## Problem details
Your task is to repeat the entries exactly. Leave the pictures out.

## Input
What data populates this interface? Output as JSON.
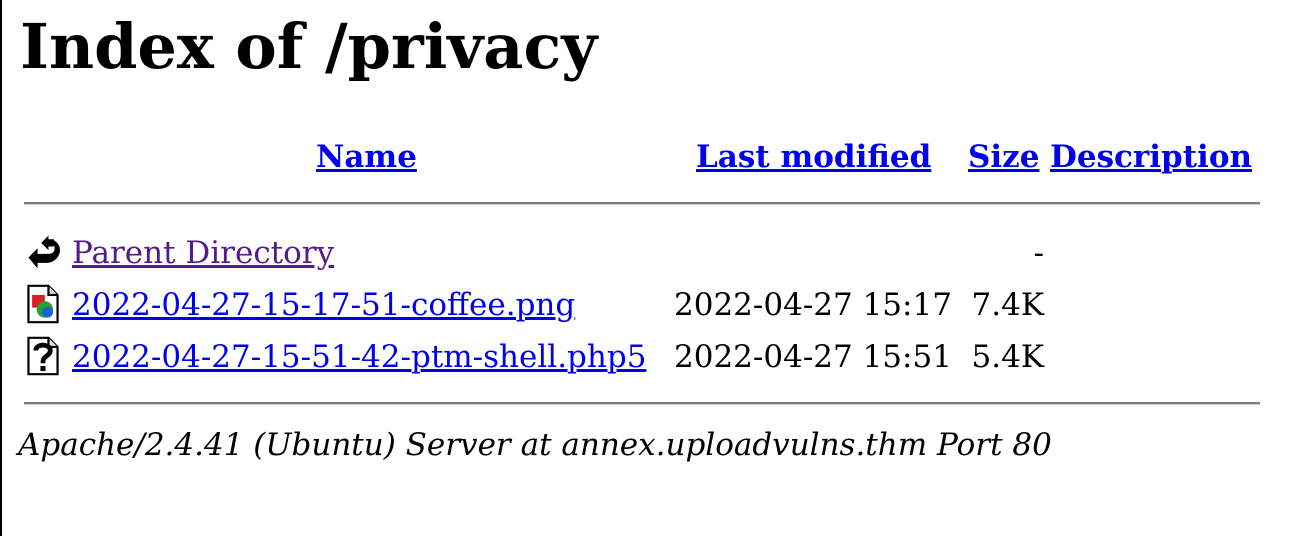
{
  "page": {
    "title": "Index of /privacy"
  },
  "table": {
    "headers": {
      "name": "Name",
      "last_modified": "Last modified",
      "size": "Size",
      "description": "Description"
    },
    "rows": [
      {
        "name": "Parent Directory",
        "date": "",
        "size": "-",
        "icon": "back-arrow-icon"
      },
      {
        "name": "2022-04-27-15-17-51-coffee.png",
        "date": "2022-04-27 15:17",
        "size": "7.4K",
        "icon": "image-file-icon"
      },
      {
        "name": "2022-04-27-15-51-42-ptm-shell.php5",
        "date": "2022-04-27 15:51",
        "size": "5.4K",
        "icon": "unknown-file-icon"
      }
    ]
  },
  "footer": {
    "address": "Apache/2.4.41 (Ubuntu) Server at annex.uploadvulns.thm Port 80"
  },
  "colors": {
    "link": "#0000ee",
    "visited_link": "#551a8b",
    "rule": "#7a7a7a"
  }
}
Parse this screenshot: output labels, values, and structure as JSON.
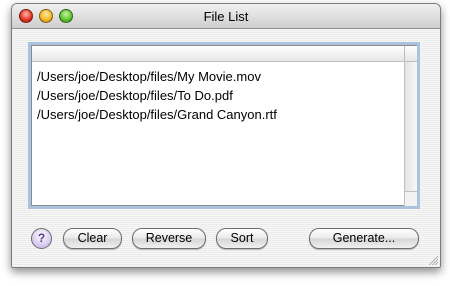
{
  "window": {
    "title": "File List"
  },
  "file_list": {
    "rows": [
      "/Users/joe/Desktop/files/My Movie.mov",
      "/Users/joe/Desktop/files/To Do.pdf",
      "/Users/joe/Desktop/files/Grand Canyon.rtf"
    ]
  },
  "buttons": {
    "help": "?",
    "clear": "Clear",
    "reverse": "Reverse",
    "sort": "Sort",
    "generate": "Generate..."
  }
}
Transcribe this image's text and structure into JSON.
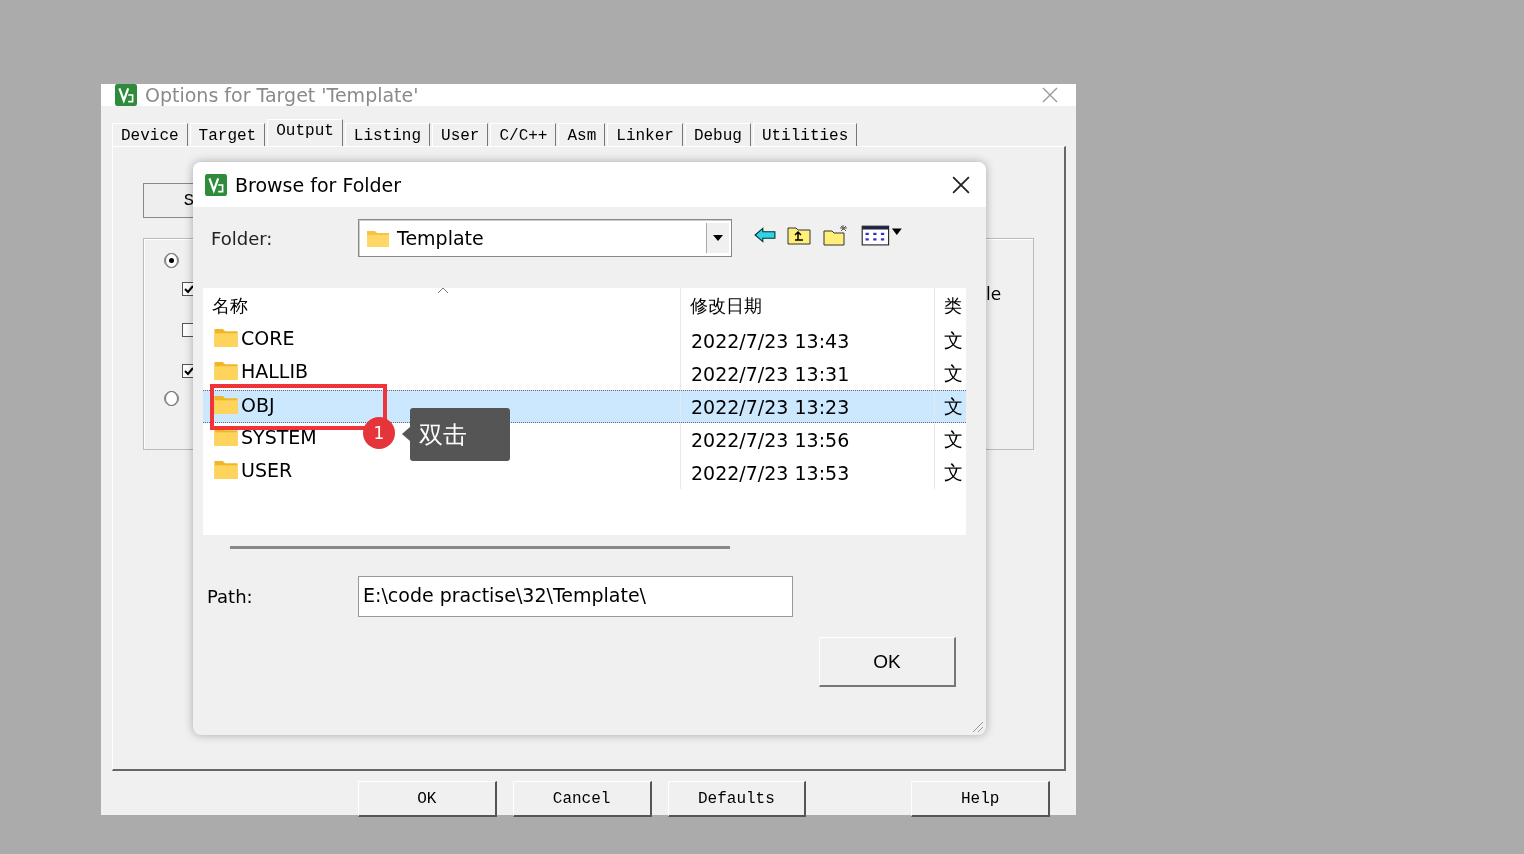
{
  "back_window": {
    "title": "Options for Target 'Template'",
    "tabs": [
      {
        "label": "Device",
        "selected": false
      },
      {
        "label": "Target",
        "selected": false
      },
      {
        "label": "Output",
        "selected": true
      },
      {
        "label": "Listing",
        "selected": false
      },
      {
        "label": "User",
        "selected": false
      },
      {
        "label": "C/C++",
        "selected": false
      },
      {
        "label": "Asm",
        "selected": false
      },
      {
        "label": "Linker",
        "selected": false
      },
      {
        "label": "Debug",
        "selected": false
      },
      {
        "label": "Utilities",
        "selected": false
      }
    ],
    "side_button": "S",
    "options": [
      {
        "kind": "radio",
        "checked": true
      },
      {
        "kind": "checkbox",
        "checked": true
      },
      {
        "kind": "checkbox",
        "checked": false
      },
      {
        "kind": "checkbox",
        "checked": true
      },
      {
        "kind": "radio",
        "checked": false
      }
    ],
    "partial_label": "le",
    "buttons": [
      "OK",
      "Cancel",
      "Defaults",
      "Help"
    ]
  },
  "dialog": {
    "title": "Browse for Folder",
    "folder_label": "Folder:",
    "folder_value": "Template",
    "columns": [
      "名称",
      "修改日期",
      "类"
    ],
    "rows": [
      {
        "name": "CORE",
        "date": "2022/7/23 13:43",
        "type": "文",
        "selected": false
      },
      {
        "name": "HALLIB",
        "date": "2022/7/23 13:31",
        "type": "文",
        "selected": false
      },
      {
        "name": "OBJ",
        "date": "2022/7/23 13:23",
        "type": "文",
        "selected": true
      },
      {
        "name": "SYSTEM",
        "date": "2022/7/23 13:56",
        "type": "文",
        "selected": false
      },
      {
        "name": "USER",
        "date": "2022/7/23 13:53",
        "type": "文",
        "selected": false
      }
    ],
    "path_label": "Path:",
    "path_value": "E:\\code practise\\32\\Template\\",
    "ok": "OK"
  },
  "annotation": {
    "badge": "1",
    "tooltip": "双击"
  }
}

## Full response
What data populates this interface? Output as JSON.
{
  "page": {
    "title": "Index of /privacy"
  },
  "table": {
    "headers": {
      "name": "Name",
      "last_modified": "Last modified",
      "size": "Size",
      "description": "Description"
    },
    "rows": [
      {
        "name": "Parent Directory",
        "date": "",
        "size": "-",
        "icon": "back-arrow-icon"
      },
      {
        "name": "2022-04-27-15-17-51-coffee.png",
        "date": "2022-04-27 15:17",
        "size": "7.4K",
        "icon": "image-file-icon"
      },
      {
        "name": "2022-04-27-15-51-42-ptm-shell.php5",
        "date": "2022-04-27 15:51",
        "size": "5.4K",
        "icon": "unknown-file-icon"
      }
    ]
  },
  "footer": {
    "address": "Apache/2.4.41 (Ubuntu) Server at annex.uploadvulns.thm Port 80"
  },
  "colors": {
    "link": "#0000ee",
    "visited_link": "#551a8b",
    "rule": "#7a7a7a"
  }
}
Parse this screenshot: output labels, values, and structure as JSON.
{
  "window": {
    "title": "File List"
  },
  "file_list": {
    "rows": [
      "/Users/joe/Desktop/files/My Movie.mov",
      "/Users/joe/Desktop/files/To Do.pdf",
      "/Users/joe/Desktop/files/Grand Canyon.rtf"
    ]
  },
  "buttons": {
    "help": "?",
    "clear": "Clear",
    "reverse": "Reverse",
    "sort": "Sort",
    "generate": "Generate..."
  }
}
Transcribe this image's text and structure into JSON.
{
  "back_window": {
    "title": "Options for Target 'Template'",
    "tabs": [
      {
        "label": "Device",
        "selected": false
      },
      {
        "label": "Target",
        "selected": false
      },
      {
        "label": "Output",
        "selected": true
      },
      {
        "label": "Listing",
        "selected": false
      },
      {
        "label": "User",
        "selected": false
      },
      {
        "label": "C/C++",
        "selected": false
      },
      {
        "label": "Asm",
        "selected": false
      },
      {
        "label": "Linker",
        "selected": false
      },
      {
        "label": "Debug",
        "selected": false
      },
      {
        "label": "Utilities",
        "selected": false
      }
    ],
    "side_button": "S",
    "options": [
      {
        "kind": "radio",
        "checked": true
      },
      {
        "kind": "checkbox",
        "checked": true
      },
      {
        "kind": "checkbox",
        "checked": false
      },
      {
        "kind": "checkbox",
        "checked": true
      },
      {
        "kind": "radio",
        "checked": false
      }
    ],
    "partial_label": "le",
    "buttons": [
      "OK",
      "Cancel",
      "Defaults",
      "Help"
    ]
  },
  "dialog": {
    "title": "Browse for Folder",
    "folder_label": "Folder:",
    "folder_value": "Template",
    "columns": [
      "名称",
      "修改日期",
      "类"
    ],
    "rows": [
      {
        "name": "CORE",
        "date": "2022/7/23 13:43",
        "type": "文",
        "selected": false
      },
      {
        "name": "HALLIB",
        "date": "2022/7/23 13:31",
        "type": "文",
        "selected": false
      },
      {
        "name": "OBJ",
        "date": "2022/7/23 13:23",
        "type": "文",
        "selected": true
      },
      {
        "name": "SYSTEM",
        "date": "2022/7/23 13:56",
        "type": "文",
        "selected": false
      },
      {
        "name": "USER",
        "date": "2022/7/23 13:53",
        "type": "文",
        "selected": false
      }
    ],
    "path_label": "Path:",
    "path_value": "E:\\code practise\\32\\Template\\",
    "ok": "OK"
  },
  "annotation": {
    "badge": "1",
    "tooltip": "双击"
  }
}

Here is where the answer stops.